Output every line of the data exactly as it appears.

═════ MATERIAL SUPPLIED ═════

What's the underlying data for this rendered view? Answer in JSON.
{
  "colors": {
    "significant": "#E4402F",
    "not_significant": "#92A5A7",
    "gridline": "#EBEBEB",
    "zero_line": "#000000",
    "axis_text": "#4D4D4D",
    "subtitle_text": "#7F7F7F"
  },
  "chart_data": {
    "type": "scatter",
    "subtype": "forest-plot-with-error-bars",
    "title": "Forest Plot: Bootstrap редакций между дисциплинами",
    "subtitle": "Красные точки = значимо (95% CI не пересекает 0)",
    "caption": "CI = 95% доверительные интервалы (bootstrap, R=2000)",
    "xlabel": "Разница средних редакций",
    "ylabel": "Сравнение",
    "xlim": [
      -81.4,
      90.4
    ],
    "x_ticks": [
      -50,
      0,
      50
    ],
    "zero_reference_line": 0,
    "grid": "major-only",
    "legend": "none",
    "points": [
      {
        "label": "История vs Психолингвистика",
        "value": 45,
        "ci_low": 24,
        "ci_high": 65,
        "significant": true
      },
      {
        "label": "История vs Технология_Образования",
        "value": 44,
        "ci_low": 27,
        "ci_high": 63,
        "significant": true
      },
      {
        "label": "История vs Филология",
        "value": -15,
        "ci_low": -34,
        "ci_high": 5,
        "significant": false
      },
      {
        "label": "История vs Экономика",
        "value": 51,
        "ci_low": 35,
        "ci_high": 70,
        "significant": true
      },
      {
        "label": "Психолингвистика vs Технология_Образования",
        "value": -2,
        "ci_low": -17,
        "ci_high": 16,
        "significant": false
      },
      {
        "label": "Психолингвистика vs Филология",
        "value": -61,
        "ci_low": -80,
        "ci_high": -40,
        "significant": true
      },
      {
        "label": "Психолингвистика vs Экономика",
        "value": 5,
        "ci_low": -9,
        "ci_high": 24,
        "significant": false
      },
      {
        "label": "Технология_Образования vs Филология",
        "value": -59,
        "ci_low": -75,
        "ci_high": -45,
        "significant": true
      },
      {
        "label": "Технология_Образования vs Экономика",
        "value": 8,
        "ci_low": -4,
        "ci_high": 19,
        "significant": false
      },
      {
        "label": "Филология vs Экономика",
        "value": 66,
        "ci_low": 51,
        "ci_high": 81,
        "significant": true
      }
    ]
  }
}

═════

## FULL RESPONSE
What's the underlying data for this rendered view? Answer in JSON.
{
  "colors": {
    "significant": "#E4402F",
    "not_significant": "#92A5A7",
    "gridline": "#EBEBEB",
    "zero_line": "#000000",
    "axis_text": "#4D4D4D",
    "subtitle_text": "#7F7F7F"
  },
  "chart_data": {
    "type": "scatter",
    "subtype": "forest-plot-with-error-bars",
    "title": "Forest Plot: Bootstrap редакций между дисциплинами",
    "subtitle": "Красные точки = значимо (95% CI не пересекает 0)",
    "caption": "CI = 95% доверительные интервалы (bootstrap, R=2000)",
    "xlabel": "Разница средних редакций",
    "ylabel": "Сравнение",
    "xlim": [
      -81.4,
      90.4
    ],
    "x_ticks": [
      -50,
      0,
      50
    ],
    "zero_reference_line": 0,
    "grid": "major-only",
    "legend": "none",
    "points": [
      {
        "label": "История vs Психолингвистика",
        "value": 45,
        "ci_low": 24,
        "ci_high": 65,
        "significant": true
      },
      {
        "label": "История vs Технология_Образования",
        "value": 44,
        "ci_low": 27,
        "ci_high": 63,
        "significant": true
      },
      {
        "label": "История vs Филология",
        "value": -15,
        "ci_low": -34,
        "ci_high": 5,
        "significant": false
      },
      {
        "label": "История vs Экономика",
        "value": 51,
        "ci_low": 35,
        "ci_high": 70,
        "significant": true
      },
      {
        "label": "Психолингвистика vs Технология_Образования",
        "value": -2,
        "ci_low": -17,
        "ci_high": 16,
        "significant": false
      },
      {
        "label": "Психолингвистика vs Филология",
        "value": -61,
        "ci_low": -80,
        "ci_high": -40,
        "significant": true
      },
      {
        "label": "Психолингвистика vs Экономика",
        "value": 5,
        "ci_low": -9,
        "ci_high": 24,
        "significant": false
      },
      {
        "label": "Технология_Образования vs Филология",
        "value": -59,
        "ci_low": -75,
        "ci_high": -45,
        "significant": true
      },
      {
        "label": "Технология_Образования vs Экономика",
        "value": 8,
        "ci_low": -4,
        "ci_high": 19,
        "significant": false
      },
      {
        "label": "Филология vs Экономика",
        "value": 66,
        "ci_low": 51,
        "ci_high": 81,
        "significant": true
      }
    ]
  }
}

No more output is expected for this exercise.